Podium with notes and speaker

by Dr. Tasha Davis

When I began my sabbatical last fall, I could never have imagined I would be returning to a virtual classroom. The levels of anxiety we’re all now experiencing highlight the importance of addressing the anxiety-inducing elements of our classroom environments over which we have some control.

Last fall I asked ACC faculty to respond to a short questionnaire on communication anxiety and apprehension in the college classroom. Your responses were helpful in framing my research. Now, along with my Communication Studies colleagues, I hope to continue this work by creating and offering professional development opportunities for ACC faculty and staff based on these research outcomes.

Survey responses revealed two common misconceptions about communication apprehension (CA) in our classrooms.

Students experiencing a high level of communication apprehension will often request an alternative assignment. 

The reality is, the student most likely to approach you to request an alternative assignment is not experiencing a high level of communication apprehension. 

A reasonable level of nervousness while speaking in front of a group is normal, and many students have simply not developed the coping skills to deal with moderate levels of anxiety. Most students can benefit from skills training rather than alternative assignments like writing a paper or speaking without an audience. 

There are important distinctions, however, between what can be classified as a normal response to an oral speaking opportunity and a high level of apprehension. As one respondent asked:

“Because most people have a fear of public speaking, I perhaps conflate significant anxiety or communication apprehension with the everyday fear of speaking in public that the average person experiences anyway (is there a difference?)”

The simple answer is, yes. 

Experiencing a moderate level of nervousness can be uncomfortable; but it is when a similar level of anxiety is felt when participating in group work or speaking one-on-one with an instructor that the issue moves beyond a case of stage fright to what is most likely a debilitating level of communication apprehension.

_PROBLEMS AND TASKS_.
A: Does the article on communication apprehension support each statement? (i) The author sent a questionnaire to ACC faculty last fall. (ii) The student most likely to request an alternative assignment has a high level of communication apprehension. (iii) Most students benefit more from writing a paper than from skills training. Answer yes or no for each and quote the deciding words.
B: Which different nouns for fear or unease does the article on communication apprehension use? Give each one once.
C: Write the next part of the article on communication apprehension, starting after its final sentence.
The material after this point is separate from the article on communication apprehension.

_RECORDS PROVIDED_.

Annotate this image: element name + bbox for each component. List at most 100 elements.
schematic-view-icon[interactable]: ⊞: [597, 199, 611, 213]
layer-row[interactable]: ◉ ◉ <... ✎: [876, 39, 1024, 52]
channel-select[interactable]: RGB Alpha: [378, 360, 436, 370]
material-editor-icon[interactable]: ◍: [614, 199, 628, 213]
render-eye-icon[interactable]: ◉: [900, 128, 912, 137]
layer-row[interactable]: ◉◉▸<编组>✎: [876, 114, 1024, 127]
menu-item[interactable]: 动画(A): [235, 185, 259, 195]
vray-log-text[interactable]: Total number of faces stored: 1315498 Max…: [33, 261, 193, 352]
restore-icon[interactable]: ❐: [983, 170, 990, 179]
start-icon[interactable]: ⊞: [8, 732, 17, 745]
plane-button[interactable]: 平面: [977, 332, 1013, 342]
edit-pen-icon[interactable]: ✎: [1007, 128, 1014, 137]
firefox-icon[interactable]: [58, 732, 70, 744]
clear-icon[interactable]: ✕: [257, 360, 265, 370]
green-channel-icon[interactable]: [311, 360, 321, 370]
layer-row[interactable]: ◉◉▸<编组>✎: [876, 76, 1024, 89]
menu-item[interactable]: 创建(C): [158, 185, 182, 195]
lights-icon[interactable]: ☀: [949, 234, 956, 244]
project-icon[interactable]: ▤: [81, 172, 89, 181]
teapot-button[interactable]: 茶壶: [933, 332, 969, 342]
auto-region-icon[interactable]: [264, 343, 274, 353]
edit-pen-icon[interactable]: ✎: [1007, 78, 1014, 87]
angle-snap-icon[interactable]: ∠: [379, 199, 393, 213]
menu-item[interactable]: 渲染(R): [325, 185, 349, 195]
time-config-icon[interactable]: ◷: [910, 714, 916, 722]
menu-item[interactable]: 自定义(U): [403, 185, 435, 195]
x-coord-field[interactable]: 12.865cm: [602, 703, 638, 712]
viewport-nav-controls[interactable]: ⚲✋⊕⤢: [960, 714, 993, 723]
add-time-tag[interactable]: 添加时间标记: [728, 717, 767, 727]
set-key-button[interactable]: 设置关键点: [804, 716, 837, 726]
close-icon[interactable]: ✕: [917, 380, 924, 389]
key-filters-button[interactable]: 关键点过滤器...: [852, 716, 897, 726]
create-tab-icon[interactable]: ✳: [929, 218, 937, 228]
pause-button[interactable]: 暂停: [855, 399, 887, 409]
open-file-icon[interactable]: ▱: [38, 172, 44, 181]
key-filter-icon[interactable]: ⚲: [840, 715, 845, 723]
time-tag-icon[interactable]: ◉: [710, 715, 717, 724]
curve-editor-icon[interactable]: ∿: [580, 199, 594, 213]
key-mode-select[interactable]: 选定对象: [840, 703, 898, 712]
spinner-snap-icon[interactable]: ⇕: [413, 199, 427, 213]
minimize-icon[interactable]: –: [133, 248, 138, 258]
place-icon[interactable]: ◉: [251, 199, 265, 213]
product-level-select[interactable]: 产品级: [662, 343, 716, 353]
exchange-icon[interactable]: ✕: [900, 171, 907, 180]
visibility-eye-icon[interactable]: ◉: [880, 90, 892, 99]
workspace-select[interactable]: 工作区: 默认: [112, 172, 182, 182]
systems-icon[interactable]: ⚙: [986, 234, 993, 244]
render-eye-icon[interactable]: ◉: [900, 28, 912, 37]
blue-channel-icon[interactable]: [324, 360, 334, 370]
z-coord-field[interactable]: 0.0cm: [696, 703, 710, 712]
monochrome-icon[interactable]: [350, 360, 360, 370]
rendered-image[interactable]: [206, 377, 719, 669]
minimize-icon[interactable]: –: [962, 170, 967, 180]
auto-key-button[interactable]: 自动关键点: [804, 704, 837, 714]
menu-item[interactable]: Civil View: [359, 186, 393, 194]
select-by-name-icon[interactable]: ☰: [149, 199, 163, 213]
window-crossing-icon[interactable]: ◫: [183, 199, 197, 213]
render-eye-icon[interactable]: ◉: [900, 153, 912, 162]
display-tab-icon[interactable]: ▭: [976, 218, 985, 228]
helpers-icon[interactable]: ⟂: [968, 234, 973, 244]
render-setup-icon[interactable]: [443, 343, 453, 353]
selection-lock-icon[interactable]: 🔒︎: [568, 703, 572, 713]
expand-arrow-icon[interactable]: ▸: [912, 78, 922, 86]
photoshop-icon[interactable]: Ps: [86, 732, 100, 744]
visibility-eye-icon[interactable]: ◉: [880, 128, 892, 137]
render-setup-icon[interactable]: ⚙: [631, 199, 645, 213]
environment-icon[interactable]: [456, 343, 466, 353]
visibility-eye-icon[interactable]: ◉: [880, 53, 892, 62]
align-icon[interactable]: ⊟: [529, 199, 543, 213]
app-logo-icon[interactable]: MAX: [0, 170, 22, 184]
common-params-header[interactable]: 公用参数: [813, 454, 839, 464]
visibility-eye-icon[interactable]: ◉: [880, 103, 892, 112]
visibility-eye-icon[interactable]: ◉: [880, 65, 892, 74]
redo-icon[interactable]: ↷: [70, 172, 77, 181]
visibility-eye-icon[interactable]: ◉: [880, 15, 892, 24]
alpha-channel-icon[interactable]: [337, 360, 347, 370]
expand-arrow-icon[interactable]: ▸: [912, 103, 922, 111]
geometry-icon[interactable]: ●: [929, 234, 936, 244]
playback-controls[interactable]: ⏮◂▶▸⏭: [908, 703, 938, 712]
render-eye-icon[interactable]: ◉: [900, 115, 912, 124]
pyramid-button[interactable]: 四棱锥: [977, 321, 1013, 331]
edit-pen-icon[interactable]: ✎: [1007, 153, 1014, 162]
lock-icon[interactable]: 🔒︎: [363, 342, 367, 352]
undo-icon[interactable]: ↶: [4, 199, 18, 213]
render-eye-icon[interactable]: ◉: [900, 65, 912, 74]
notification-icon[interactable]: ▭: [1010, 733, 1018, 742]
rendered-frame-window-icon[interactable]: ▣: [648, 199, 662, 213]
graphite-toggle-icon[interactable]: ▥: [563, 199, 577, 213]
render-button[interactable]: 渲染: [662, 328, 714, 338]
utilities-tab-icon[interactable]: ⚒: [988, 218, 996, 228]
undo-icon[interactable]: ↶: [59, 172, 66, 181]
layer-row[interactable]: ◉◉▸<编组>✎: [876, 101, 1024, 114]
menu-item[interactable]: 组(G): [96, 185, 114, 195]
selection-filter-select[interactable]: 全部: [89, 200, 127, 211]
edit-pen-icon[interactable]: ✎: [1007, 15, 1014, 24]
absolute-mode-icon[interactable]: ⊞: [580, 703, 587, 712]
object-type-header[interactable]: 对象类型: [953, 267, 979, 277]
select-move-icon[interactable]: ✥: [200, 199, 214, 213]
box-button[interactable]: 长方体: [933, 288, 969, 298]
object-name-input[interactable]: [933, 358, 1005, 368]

--

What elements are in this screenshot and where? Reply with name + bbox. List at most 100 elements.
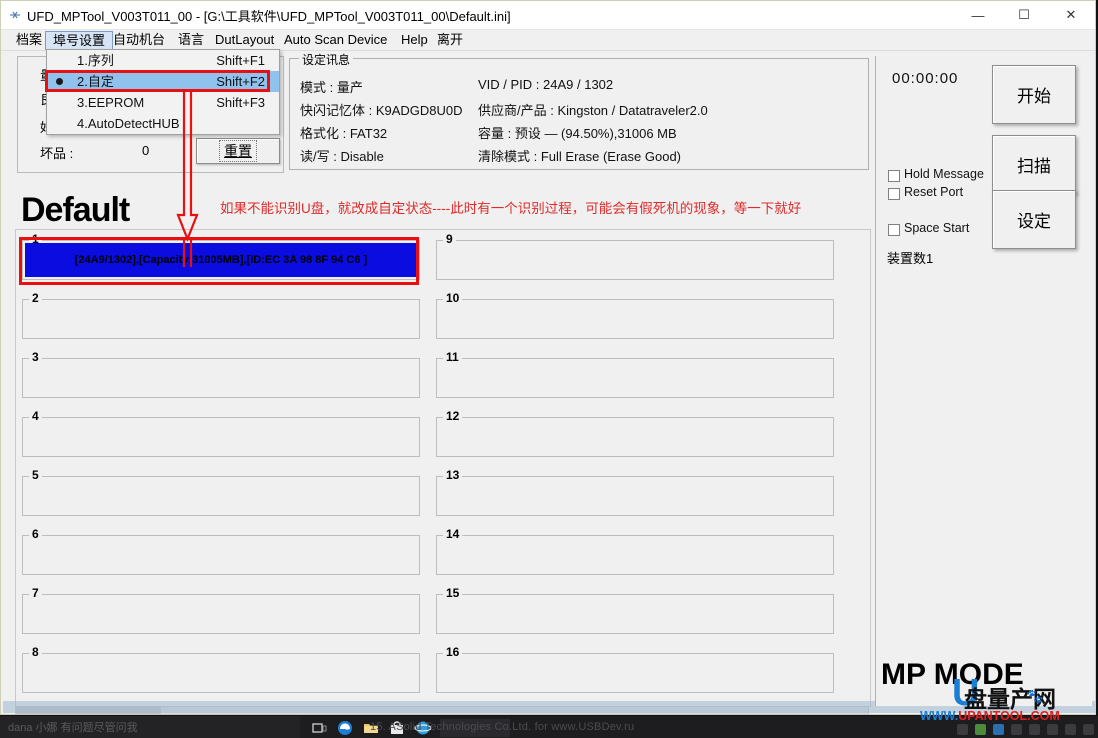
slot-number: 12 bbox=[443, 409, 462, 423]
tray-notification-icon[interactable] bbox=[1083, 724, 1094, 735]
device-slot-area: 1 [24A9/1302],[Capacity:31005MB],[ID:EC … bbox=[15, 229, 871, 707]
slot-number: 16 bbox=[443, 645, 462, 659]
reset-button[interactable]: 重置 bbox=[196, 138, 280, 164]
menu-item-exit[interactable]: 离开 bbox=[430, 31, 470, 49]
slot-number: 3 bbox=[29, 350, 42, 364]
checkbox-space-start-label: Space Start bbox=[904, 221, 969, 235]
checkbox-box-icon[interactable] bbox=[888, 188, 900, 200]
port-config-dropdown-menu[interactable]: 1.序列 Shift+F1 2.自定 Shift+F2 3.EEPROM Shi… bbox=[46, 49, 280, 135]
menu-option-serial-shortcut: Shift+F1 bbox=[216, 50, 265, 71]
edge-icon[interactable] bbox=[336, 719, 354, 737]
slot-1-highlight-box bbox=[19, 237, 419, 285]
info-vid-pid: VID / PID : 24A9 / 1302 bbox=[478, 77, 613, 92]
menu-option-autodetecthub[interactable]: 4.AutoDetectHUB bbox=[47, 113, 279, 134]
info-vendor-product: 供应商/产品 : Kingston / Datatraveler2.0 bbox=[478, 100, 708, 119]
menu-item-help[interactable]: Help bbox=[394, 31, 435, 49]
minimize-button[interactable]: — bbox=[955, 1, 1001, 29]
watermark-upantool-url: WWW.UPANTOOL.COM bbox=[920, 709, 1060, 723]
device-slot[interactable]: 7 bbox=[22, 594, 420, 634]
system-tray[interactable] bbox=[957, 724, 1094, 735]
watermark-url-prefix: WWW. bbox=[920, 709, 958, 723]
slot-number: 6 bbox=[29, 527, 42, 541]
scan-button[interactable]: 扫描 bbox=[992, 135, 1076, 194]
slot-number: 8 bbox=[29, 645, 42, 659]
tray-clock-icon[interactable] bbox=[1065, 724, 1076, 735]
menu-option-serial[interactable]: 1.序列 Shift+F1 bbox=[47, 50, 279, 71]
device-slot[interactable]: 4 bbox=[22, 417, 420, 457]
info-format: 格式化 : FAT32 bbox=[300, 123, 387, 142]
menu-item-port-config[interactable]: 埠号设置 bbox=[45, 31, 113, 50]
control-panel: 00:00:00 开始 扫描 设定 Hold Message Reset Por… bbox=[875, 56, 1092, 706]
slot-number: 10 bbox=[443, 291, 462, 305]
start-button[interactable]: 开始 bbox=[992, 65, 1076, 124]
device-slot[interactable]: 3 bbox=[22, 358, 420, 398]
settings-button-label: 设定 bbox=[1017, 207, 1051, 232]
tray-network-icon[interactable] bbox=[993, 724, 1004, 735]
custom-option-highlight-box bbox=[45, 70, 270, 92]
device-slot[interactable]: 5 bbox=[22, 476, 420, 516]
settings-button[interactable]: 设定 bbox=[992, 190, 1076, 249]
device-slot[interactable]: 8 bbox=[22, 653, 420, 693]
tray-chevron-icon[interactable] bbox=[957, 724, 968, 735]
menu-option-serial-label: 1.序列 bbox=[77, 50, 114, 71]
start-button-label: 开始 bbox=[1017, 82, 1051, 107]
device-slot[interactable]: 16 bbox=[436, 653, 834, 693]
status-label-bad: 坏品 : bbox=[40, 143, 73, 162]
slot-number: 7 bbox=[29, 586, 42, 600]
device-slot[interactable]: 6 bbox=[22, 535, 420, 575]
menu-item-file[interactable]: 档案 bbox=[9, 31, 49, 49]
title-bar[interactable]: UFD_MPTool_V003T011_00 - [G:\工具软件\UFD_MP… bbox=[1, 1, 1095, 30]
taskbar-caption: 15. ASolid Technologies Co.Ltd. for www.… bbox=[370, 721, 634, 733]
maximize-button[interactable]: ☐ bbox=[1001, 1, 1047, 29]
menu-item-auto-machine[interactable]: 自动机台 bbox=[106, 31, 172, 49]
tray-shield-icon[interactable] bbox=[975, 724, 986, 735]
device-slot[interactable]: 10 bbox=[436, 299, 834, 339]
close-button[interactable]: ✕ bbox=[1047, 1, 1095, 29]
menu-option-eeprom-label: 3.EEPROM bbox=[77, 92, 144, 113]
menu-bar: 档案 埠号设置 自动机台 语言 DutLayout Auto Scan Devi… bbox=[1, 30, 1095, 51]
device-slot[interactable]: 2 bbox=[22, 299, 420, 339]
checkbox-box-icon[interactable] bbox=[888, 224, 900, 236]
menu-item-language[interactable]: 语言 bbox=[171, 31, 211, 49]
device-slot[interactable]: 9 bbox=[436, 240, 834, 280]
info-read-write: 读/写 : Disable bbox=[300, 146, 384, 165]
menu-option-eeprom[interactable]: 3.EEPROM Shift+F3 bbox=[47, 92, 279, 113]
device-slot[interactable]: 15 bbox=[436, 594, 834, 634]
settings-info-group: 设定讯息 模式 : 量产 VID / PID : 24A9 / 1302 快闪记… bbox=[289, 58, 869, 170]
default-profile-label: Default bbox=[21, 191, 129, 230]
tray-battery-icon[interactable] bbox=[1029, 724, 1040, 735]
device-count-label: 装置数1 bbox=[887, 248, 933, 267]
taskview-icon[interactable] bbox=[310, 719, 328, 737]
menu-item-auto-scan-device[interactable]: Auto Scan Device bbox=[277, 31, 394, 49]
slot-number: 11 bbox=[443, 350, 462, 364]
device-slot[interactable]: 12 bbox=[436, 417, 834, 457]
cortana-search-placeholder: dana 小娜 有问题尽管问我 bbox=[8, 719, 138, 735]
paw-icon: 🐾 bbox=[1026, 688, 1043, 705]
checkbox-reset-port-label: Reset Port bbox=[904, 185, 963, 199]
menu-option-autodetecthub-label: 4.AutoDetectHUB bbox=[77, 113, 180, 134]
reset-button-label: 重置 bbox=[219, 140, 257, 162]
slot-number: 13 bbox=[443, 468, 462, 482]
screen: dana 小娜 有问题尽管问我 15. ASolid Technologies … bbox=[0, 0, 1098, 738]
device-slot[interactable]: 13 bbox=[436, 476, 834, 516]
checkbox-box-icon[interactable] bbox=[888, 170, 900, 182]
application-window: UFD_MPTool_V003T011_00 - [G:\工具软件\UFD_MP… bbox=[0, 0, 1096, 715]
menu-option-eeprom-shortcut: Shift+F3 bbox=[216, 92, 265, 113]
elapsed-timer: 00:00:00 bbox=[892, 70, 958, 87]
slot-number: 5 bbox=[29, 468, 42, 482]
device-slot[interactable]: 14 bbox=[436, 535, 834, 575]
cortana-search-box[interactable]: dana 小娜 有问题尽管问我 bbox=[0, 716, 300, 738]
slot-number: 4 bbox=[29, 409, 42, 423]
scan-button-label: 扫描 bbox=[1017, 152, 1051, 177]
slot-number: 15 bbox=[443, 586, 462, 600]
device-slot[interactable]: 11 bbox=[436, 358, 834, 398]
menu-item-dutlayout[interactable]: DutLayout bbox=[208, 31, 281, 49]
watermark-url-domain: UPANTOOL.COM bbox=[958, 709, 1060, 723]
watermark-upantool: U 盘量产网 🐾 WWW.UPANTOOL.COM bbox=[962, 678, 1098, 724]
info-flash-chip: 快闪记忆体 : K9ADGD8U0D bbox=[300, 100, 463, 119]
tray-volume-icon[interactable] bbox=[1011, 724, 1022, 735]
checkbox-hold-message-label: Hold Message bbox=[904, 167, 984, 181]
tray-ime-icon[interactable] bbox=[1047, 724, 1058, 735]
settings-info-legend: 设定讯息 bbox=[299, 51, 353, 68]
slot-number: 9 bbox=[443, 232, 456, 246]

---

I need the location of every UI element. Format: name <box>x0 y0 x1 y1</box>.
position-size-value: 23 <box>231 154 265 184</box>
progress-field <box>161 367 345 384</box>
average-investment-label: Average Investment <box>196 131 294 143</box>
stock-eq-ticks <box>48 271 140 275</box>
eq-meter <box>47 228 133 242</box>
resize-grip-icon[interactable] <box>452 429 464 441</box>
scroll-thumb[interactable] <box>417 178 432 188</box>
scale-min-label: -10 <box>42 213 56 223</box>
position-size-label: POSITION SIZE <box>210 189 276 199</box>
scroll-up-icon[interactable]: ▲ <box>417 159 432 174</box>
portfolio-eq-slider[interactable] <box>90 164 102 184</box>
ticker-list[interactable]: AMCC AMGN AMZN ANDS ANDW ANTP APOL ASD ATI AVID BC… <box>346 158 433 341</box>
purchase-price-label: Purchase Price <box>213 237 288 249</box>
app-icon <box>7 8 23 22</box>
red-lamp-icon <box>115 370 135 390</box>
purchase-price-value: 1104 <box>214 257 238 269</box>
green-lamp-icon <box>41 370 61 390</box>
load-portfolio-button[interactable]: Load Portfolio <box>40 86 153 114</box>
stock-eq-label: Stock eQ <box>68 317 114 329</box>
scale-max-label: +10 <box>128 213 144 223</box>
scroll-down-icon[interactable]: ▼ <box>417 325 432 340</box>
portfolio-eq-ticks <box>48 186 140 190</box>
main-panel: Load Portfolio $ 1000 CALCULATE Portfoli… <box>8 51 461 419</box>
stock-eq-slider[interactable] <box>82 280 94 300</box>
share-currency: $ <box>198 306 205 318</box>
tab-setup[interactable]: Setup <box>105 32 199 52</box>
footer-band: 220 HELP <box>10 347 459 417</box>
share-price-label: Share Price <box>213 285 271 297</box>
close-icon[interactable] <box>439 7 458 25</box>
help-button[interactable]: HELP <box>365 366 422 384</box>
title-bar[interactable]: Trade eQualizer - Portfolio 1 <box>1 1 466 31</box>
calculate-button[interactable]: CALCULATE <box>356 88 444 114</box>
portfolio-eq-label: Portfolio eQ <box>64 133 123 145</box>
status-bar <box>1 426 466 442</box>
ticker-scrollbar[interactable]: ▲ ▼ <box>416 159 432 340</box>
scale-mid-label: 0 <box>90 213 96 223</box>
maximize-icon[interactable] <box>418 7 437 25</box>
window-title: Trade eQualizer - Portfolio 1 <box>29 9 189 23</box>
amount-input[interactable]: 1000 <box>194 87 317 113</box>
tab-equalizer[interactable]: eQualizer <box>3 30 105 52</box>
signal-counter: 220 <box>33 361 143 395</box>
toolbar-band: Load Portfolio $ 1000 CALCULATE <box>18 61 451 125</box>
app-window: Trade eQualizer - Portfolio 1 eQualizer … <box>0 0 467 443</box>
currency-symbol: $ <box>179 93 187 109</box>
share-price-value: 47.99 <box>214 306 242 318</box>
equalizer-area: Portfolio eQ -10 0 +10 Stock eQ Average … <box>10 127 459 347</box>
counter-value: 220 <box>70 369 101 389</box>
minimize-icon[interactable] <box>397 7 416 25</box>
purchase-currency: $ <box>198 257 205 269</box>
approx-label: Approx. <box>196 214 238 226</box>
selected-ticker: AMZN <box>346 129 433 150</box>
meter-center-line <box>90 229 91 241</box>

_RESPONSES BY TASK_.
A:
(i) Yes: "Last fall I asked ACC faculty to respond to a short questionnaire on communication anxiety and apprehension in the college classroom."
(ii) No: "the student most likely to approach you to request an alternative assignment is not experiencing a high level of communication apprehension."
(iii) No: "Most students can benefit from skills training rather than alternative assignments like writing a paper or speaking without an audience."

B: anxiety, apprehension, nervousness, fear, stage fright

C:
Communication apprehension is a real issue for our students. In fact, research suggests it is unlikely you will face a class or section in which you do not have at least one student experiencing high communication apprehension. These are the students my sabbatical work aimed to reach. Because the high CA student will often choose not to disclose their need for assistance, it is crucial for instructors to not only learn to identify behaviors indicative of high CA, but also to ensure we create a curriculum that is responsive to students’ needs. This leads to the second misconception. 

Offering written assignments or other alternatives in lieu of speaking in front of a group will help students with high CA feel more comfortable in the classroom.

When confronted with communication anxiety in the college classroom, efforts to help often look like this:

“I may have the students present the information to me one-on-one as opposed to having them present in a group or to the entire class.”

“All students may choose to give their presentation in my office hours instead of in front of the class, if they choose.”

“The student wrote a paper instead.”

Creating alternative assignments that eliminate the oral speaking component will make it harder to ultimately treat anxiety by delaying dealing with the underlying problem. Thus, the harder it will be for a student when they leave our classrooms for much less friendly speaking environments. 

A much better approach was offered by one respondent who stated:

“…This [alternative assignment] is only offered after a discussion of their concerns with me and a collaborative problem-solving session or two. My goal is to help them build their self-efficacy for presenting so we work on skills and anxiety management throughout the semester.”

Understandably, such an approach is more easily said than done. I am hopeful my work will open the door for conversations about CA, and the importance of offering the same learning experiences to all students, regardless of their individual level of anxiety or apprehension.

There is no evidence that suggests high CA students cannot deliver effective presentations. Therefore, the solution lies in creating alternatives (not accommodations) that best fit students’ individual circumstances while maintaining rigor and remaining consistent with learning outcomes and objectives. 

It is a complicated issue, and one I am excited to continue to work on unraveling. If this is something that also interests you, I welcome your questions and comments. 


Tasha Davis, Ph.D.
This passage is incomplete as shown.